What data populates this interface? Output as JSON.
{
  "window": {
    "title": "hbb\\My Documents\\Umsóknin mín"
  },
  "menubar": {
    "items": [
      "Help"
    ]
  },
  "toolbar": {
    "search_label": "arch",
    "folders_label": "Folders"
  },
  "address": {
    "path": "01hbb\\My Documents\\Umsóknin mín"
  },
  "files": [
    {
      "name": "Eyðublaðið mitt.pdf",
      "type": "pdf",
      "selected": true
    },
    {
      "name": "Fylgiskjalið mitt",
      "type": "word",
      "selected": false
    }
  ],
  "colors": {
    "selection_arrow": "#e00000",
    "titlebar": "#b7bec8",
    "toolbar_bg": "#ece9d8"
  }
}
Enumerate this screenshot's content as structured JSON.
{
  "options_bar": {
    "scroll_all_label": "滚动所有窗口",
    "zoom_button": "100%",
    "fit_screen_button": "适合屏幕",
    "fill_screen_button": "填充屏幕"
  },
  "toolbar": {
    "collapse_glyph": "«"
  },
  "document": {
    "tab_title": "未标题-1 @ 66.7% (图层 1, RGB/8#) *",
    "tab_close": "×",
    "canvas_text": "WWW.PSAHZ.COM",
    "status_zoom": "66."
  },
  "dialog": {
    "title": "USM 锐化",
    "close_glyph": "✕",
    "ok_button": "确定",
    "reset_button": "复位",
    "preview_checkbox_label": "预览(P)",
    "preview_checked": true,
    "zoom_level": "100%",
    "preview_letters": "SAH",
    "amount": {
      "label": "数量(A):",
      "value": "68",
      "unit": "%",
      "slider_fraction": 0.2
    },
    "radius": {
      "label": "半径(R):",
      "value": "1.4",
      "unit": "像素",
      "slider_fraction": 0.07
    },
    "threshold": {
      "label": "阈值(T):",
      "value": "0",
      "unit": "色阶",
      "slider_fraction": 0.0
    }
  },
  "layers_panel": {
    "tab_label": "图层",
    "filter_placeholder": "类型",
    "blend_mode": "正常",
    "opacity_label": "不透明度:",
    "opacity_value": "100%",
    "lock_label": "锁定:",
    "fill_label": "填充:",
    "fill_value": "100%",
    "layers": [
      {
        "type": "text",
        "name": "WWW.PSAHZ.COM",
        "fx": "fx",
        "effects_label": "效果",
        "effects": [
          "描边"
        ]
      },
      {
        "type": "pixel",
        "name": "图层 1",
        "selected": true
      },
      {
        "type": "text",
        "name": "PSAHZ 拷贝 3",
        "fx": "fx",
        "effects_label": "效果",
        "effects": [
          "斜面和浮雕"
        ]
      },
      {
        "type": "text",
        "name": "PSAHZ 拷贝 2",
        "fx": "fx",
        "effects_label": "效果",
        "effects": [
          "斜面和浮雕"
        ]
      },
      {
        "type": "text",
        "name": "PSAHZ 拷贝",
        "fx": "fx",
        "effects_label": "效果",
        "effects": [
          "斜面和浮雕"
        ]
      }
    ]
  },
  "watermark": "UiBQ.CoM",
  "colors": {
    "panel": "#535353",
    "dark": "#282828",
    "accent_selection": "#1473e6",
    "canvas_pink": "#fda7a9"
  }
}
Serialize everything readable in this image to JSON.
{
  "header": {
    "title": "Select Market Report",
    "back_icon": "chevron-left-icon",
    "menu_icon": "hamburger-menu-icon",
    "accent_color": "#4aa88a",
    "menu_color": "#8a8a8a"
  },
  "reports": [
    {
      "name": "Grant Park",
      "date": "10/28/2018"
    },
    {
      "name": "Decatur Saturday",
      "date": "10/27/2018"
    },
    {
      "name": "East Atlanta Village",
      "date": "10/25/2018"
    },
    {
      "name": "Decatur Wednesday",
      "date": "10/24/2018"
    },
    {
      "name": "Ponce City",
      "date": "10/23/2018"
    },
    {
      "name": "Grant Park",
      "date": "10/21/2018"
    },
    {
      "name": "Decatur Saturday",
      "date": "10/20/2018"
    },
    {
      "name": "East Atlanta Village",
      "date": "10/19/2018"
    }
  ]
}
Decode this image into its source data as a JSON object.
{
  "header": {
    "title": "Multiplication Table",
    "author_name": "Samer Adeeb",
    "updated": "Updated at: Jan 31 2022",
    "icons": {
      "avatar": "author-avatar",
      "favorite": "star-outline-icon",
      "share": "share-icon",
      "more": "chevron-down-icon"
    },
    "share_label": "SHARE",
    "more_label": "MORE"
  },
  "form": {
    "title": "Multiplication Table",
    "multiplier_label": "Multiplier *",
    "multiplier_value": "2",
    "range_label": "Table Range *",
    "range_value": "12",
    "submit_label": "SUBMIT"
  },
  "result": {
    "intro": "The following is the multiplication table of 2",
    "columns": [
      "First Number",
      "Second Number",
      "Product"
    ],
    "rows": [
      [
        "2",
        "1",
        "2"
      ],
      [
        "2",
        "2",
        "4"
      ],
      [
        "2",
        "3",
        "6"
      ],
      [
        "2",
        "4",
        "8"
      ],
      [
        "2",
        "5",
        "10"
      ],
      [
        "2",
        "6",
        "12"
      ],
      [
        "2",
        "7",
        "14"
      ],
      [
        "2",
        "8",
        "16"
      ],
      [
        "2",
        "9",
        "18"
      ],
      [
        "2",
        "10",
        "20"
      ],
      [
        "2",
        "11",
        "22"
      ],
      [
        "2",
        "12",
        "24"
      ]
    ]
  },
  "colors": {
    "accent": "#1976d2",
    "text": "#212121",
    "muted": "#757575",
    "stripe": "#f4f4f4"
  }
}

WHAT IS BEING ASKED: Every entry should be printed again exactly as written.

EXERCISE OUTPUT:
What data populates this interface? Output as JSON.
{
  "window": {
    "title": "hbb\\My Documents\\Umsóknin mín"
  },
  "menubar": {
    "items": [
      "Help"
    ]
  },
  "toolbar": {
    "search_label": "arch",
    "folders_label": "Folders"
  },
  "address": {
    "path": "01hbb\\My Documents\\Umsóknin mín"
  },
  "files": [
    {
      "name": "Eyðublaðið mitt.pdf",
      "type": "pdf",
      "selected": true
    },
    {
      "name": "Fylgiskjalið mitt",
      "type": "word",
      "selected": false
    }
  ],
  "colors": {
    "selection_arrow": "#e00000",
    "titlebar": "#b7bec8",
    "toolbar_bg": "#ece9d8"
  }
}
Enumerate this screenshot's content as structured JSON.
{
  "options_bar": {
    "scroll_all_label": "滚动所有窗口",
    "zoom_button": "100%",
    "fit_screen_button": "适合屏幕",
    "fill_screen_button": "填充屏幕"
  },
  "toolbar": {
    "collapse_glyph": "«"
  },
  "document": {
    "tab_title": "未标题-1 @ 66.7% (图层 1, RGB/8#) *",
    "tab_close": "×",
    "canvas_text": "WWW.PSAHZ.COM",
    "status_zoom": "66."
  },
  "dialog": {
    "title": "USM 锐化",
    "close_glyph": "✕",
    "ok_button": "确定",
    "reset_button": "复位",
    "preview_checkbox_label": "预览(P)",
    "preview_checked": true,
    "zoom_level": "100%",
    "preview_letters": "SAH",
    "amount": {
      "label": "数量(A):",
      "value": "68",
      "unit": "%",
      "slider_fraction": 0.2
    },
    "radius": {
      "label": "半径(R):",
      "value": "1.4",
      "unit": "像素",
      "slider_fraction": 0.07
    },
    "threshold": {
      "label": "阈值(T):",
      "value": "0",
      "unit": "色阶",
      "slider_fraction": 0.0
    }
  },
  "layers_panel": {
    "tab_label": "图层",
    "filter_placeholder": "类型",
    "blend_mode": "正常",
    "opacity_label": "不透明度:",
    "opacity_value": "100%",
    "lock_label": "锁定:",
    "fill_label": "填充:",
    "fill_value": "100%",
    "layers": [
      {
        "type": "text",
        "name": "WWW.PSAHZ.COM",
        "fx": "fx",
        "effects_label": "效果",
        "effects": [
          "描边"
        ]
      },
      {
        "type": "pixel",
        "name": "图层 1",
        "selected": true
      },
      {
        "type": "text",
        "name": "PSAHZ 拷贝 3",
        "fx": "fx",
        "effects_label": "效果",
        "effects": [
          "斜面和浮雕"
        ]
      },
      {
        "type": "text",
        "name": "PSAHZ 拷贝 2",
        "fx": "fx",
        "effects_label": "效果",
        "effects": [
          "斜面和浮雕"
        ]
      },
      {
        "type": "text",
        "name": "PSAHZ 拷贝",
        "fx": "fx",
        "effects_label": "效果",
        "effects": [
          "斜面和浮雕"
        ]
      }
    ]
  },
  "watermark": "UiBQ.CoM",
  "colors": {
    "panel": "#535353",
    "dark": "#282828",
    "accent_selection": "#1473e6",
    "canvas_pink": "#fda7a9"
  }
}
Serialize everything readable in this image to JSON.
{
  "header": {
    "title": "Select Market Report",
    "back_icon": "chevron-left-icon",
    "menu_icon": "hamburger-menu-icon",
    "accent_color": "#4aa88a",
    "menu_color": "#8a8a8a"
  },
  "reports": [
    {
      "name": "Grant Park",
      "date": "10/28/2018"
    },
    {
      "name": "Decatur Saturday",
      "date": "10/27/2018"
    },
    {
      "name": "East Atlanta Village",
      "date": "10/25/2018"
    },
    {
      "name": "Decatur Wednesday",
      "date": "10/24/2018"
    },
    {
      "name": "Ponce City",
      "date": "10/23/2018"
    },
    {
      "name": "Grant Park",
      "date": "10/21/2018"
    },
    {
      "name": "Decatur Saturday",
      "date": "10/20/2018"
    },
    {
      "name": "East Atlanta Village",
      "date": "10/19/2018"
    }
  ]
}
Decode this image into its source data as a JSON object.
{
  "header": {
    "title": "Multiplication Table",
    "author_name": "Samer Adeeb",
    "updated": "Updated at: Jan 31 2022",
    "icons": {
      "avatar": "author-avatar",
      "favorite": "star-outline-icon",
      "share": "share-icon",
      "more": "chevron-down-icon"
    },
    "share_label": "SHARE",
    "more_label": "MORE"
  },
  "form": {
    "title": "Multiplication Table",
    "multiplier_label": "Multiplier *",
    "multiplier_value": "2",
    "range_label": "Table Range *",
    "range_value": "12",
    "submit_label": "SUBMIT"
  },
  "result": {
    "intro": "The following is the multiplication table of 2",
    "columns": [
      "First Number",
      "Second Number",
      "Product"
    ],
    "rows": [
      [
        "2",
        "1",
        "2"
      ],
      [
        "2",
        "2",
        "4"
      ],
      [
        "2",
        "3",
        "6"
      ],
      [
        "2",
        "4",
        "8"
      ],
      [
        "2",
        "5",
        "10"
      ],
      [
        "2",
        "6",
        "12"
      ],
      [
        "2",
        "7",
        "14"
      ],
      [
        "2",
        "8",
        "16"
      ],
      [
        "2",
        "9",
        "18"
      ],
      [
        "2",
        "10",
        "20"
      ],
      [
        "2",
        "11",
        "22"
      ],
      [
        "2",
        "12",
        "24"
      ]
    ]
  },
  "colors": {
    "accent": "#1976d2",
    "text": "#212121",
    "muted": "#757575",
    "stripe": "#f4f4f4"
  }
}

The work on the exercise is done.